» **What the task requires**: The data below needs to be returned exactly, line for line.

» **Records that describe figures**:
--- BEGIN ---
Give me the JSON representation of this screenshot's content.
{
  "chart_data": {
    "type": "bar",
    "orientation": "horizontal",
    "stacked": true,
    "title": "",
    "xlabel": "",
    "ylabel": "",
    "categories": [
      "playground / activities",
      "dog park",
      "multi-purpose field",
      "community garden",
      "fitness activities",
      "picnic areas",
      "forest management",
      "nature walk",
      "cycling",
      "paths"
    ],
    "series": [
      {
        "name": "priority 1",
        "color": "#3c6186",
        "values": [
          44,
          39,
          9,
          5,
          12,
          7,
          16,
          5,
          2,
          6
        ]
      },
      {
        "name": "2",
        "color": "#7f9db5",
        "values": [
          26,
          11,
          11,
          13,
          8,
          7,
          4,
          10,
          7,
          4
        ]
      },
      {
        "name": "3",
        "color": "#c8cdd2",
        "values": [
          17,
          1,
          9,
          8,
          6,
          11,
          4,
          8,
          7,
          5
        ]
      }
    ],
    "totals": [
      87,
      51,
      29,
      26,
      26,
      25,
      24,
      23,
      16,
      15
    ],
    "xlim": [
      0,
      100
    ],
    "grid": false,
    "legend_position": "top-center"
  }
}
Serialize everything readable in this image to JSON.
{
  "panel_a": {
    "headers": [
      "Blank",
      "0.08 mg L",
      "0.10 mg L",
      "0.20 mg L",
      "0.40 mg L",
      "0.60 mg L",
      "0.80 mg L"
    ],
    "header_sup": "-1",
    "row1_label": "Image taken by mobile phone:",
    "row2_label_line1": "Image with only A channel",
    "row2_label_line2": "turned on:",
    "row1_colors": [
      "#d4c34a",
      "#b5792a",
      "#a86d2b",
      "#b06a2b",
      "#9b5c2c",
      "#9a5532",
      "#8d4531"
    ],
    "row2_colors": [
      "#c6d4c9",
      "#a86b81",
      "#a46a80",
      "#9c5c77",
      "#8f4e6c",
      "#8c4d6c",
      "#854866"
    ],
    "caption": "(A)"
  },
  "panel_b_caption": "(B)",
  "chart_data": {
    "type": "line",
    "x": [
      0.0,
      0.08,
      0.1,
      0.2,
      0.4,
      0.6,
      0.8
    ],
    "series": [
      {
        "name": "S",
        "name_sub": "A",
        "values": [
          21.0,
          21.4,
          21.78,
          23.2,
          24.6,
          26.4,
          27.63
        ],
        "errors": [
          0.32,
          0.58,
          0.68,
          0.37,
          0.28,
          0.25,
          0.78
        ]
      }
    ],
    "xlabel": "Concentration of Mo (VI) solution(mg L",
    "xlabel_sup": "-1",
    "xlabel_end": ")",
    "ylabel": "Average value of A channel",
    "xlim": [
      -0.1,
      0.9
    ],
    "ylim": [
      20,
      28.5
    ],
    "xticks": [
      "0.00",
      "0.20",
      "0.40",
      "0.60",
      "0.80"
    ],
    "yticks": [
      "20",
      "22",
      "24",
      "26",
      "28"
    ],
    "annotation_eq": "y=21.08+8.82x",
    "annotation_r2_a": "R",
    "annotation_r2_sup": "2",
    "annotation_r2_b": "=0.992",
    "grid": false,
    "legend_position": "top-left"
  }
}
--- END ---
» **Completed task**:
Give me the JSON representation of this screenshot's content.
{
  "chart_data": {
    "type": "bar",
    "orientation": "horizontal",
    "stacked": true,
    "title": "",
    "xlabel": "",
    "ylabel": "",
    "categories": [
      "playground / activities",
      "dog park",
      "multi-purpose field",
      "community garden",
      "fitness activities",
      "picnic areas",
      "forest management",
      "nature walk",
      "cycling",
      "paths"
    ],
    "series": [
      {
        "name": "priority 1",
        "color": "#3c6186",
        "values": [
          44,
          39,
          9,
          5,
          12,
          7,
          16,
          5,
          2,
          6
        ]
      },
      {
        "name": "2",
        "color": "#7f9db5",
        "values": [
          26,
          11,
          11,
          13,
          8,
          7,
          4,
          10,
          7,
          4
        ]
      },
      {
        "name": "3",
        "color": "#c8cdd2",
        "values": [
          17,
          1,
          9,
          8,
          6,
          11,
          4,
          8,
          7,
          5
        ]
      }
    ],
    "totals": [
      87,
      51,
      29,
      26,
      26,
      25,
      24,
      23,
      16,
      15
    ],
    "xlim": [
      0,
      100
    ],
    "grid": false,
    "legend_position": "top-center"
  }
}
Serialize everything readable in this image to JSON.
{
  "panel_a": {
    "headers": [
      "Blank",
      "0.08 mg L",
      "0.10 mg L",
      "0.20 mg L",
      "0.40 mg L",
      "0.60 mg L",
      "0.80 mg L"
    ],
    "header_sup": "-1",
    "row1_label": "Image taken by mobile phone:",
    "row2_label_line1": "Image with only A channel",
    "row2_label_line2": "turned on:",
    "row1_colors": [
      "#d4c34a",
      "#b5792a",
      "#a86d2b",
      "#b06a2b",
      "#9b5c2c",
      "#9a5532",
      "#8d4531"
    ],
    "row2_colors": [
      "#c6d4c9",
      "#a86b81",
      "#a46a80",
      "#9c5c77",
      "#8f4e6c",
      "#8c4d6c",
      "#854866"
    ],
    "caption": "(A)"
  },
  "panel_b_caption": "(B)",
  "chart_data": {
    "type": "line",
    "x": [
      0.0,
      0.08,
      0.1,
      0.2,
      0.4,
      0.6,
      0.8
    ],
    "series": [
      {
        "name": "S",
        "name_sub": "A",
        "values": [
          21.0,
          21.4,
          21.78,
          23.2,
          24.6,
          26.4,
          27.63
        ],
        "errors": [
          0.32,
          0.58,
          0.68,
          0.37,
          0.28,
          0.25,
          0.78
        ]
      }
    ],
    "xlabel": "Concentration of Mo (VI) solution(mg L",
    "xlabel_sup": "-1",
    "xlabel_end": ")",
    "ylabel": "Average value of A channel",
    "xlim": [
      -0.1,
      0.9
    ],
    "ylim": [
      20,
      28.5
    ],
    "xticks": [
      "0.00",
      "0.20",
      "0.40",
      "0.60",
      "0.80"
    ],
    "yticks": [
      "20",
      "22",
      "24",
      "26",
      "28"
    ],
    "annotation_eq": "y=21.08+8.82x",
    "annotation_r2_a": "R",
    "annotation_r2_sup": "2",
    "annotation_r2_b": "=0.992",
    "grid": false,
    "legend_position": "top-left"
  }
}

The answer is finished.